> **ARTICLE**
▬▬▬▬▬▬

The Colossus of Constantine by Mary Elizabeth Podles

The Colossus of Constantine

A lot can happen to a work of art in 1,700 years. Consider the Colossus of Constantine: what remains of it today are a colossal marble head, standing over seven feet tall; a right arm and, oddly, two right hands; a left kneecap and shin; and both feet, complete with callused toes and sandals, a soldier's feet. Such a curious collection of fragments raises many of the kinds of questions art historians must ask themselves. What did this look like originally, before it fell prey to Time the destroyer and other varieties of vandals? Why did it look that way? And what was it meant to convey in its own time?

▬▬▬▬▬▬

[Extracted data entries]
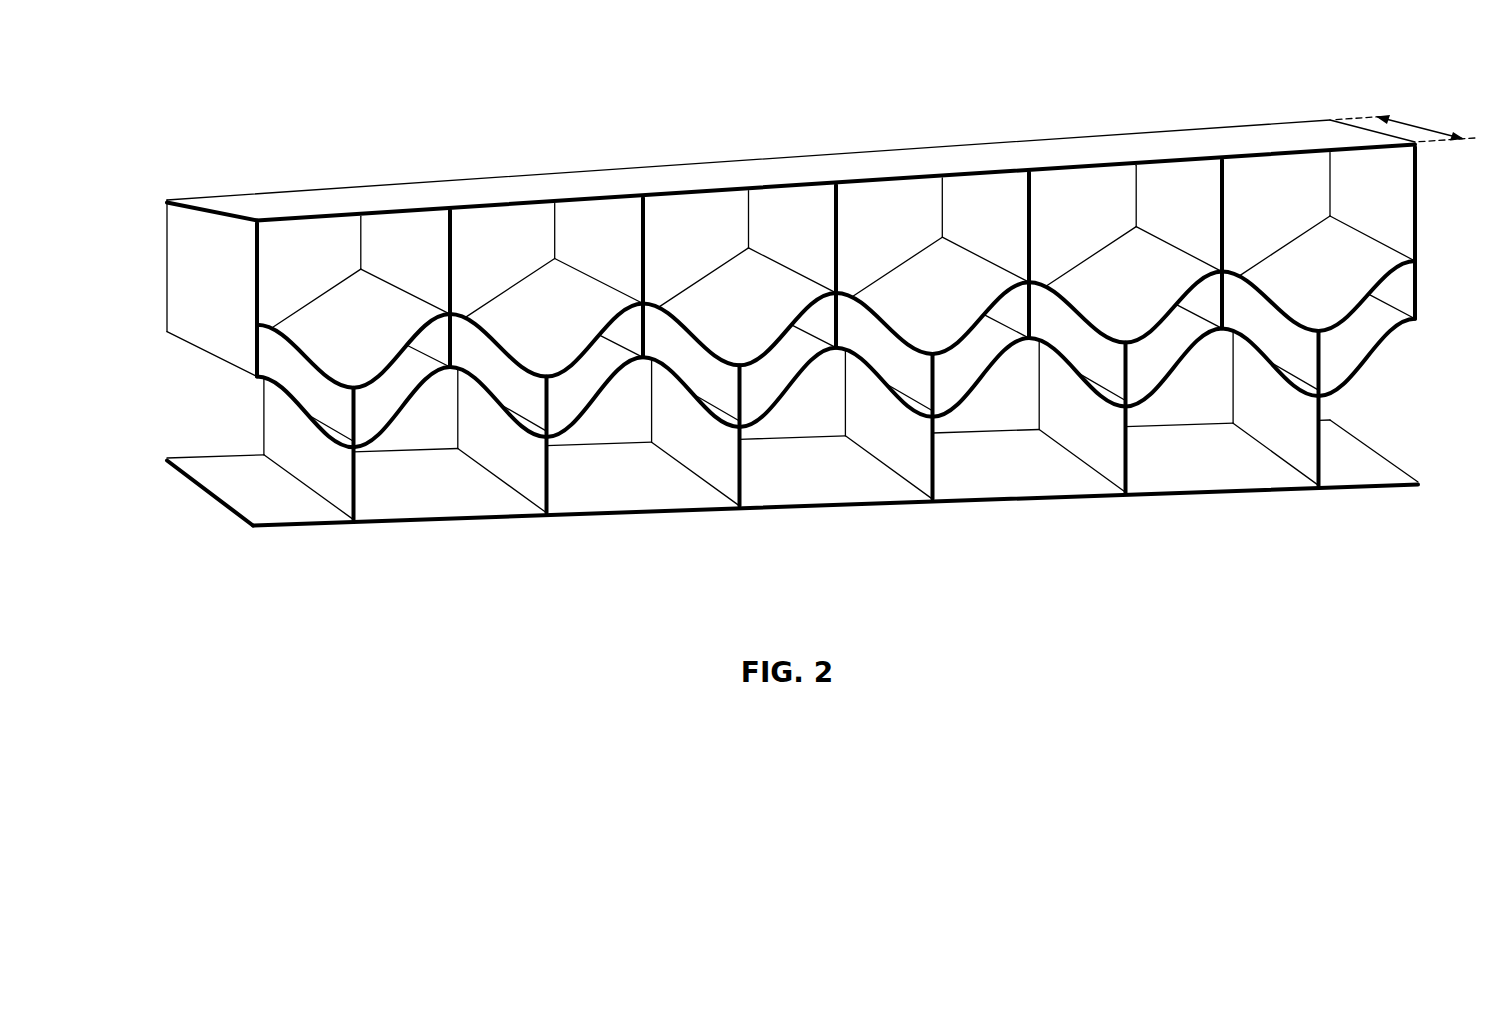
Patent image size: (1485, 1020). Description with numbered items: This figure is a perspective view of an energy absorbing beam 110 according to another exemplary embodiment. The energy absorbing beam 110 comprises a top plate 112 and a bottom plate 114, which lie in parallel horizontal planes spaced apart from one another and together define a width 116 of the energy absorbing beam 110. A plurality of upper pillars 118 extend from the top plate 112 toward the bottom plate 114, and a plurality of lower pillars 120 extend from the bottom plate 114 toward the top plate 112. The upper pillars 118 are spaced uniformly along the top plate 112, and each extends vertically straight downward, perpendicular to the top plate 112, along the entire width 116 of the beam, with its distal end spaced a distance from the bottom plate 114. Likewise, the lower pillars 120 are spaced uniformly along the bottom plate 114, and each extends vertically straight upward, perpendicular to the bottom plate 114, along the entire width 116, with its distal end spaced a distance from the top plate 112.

The energy absorbing beam 110 is at (452, 565).
The top plate 112 is at (769, 169).
The bottom plate 114 is at (826, 489).
The width 116 is at (1418, 126).
The upper pillars 118 is at (190, 258).
The lower pillars 120 is at (283, 440).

▬▬▬▬▬▬

In the article on the Colossus of Constantine, how tall is the surviving marble head?

> **EXPECTED OUTPUT**
It stands over seven feet tall.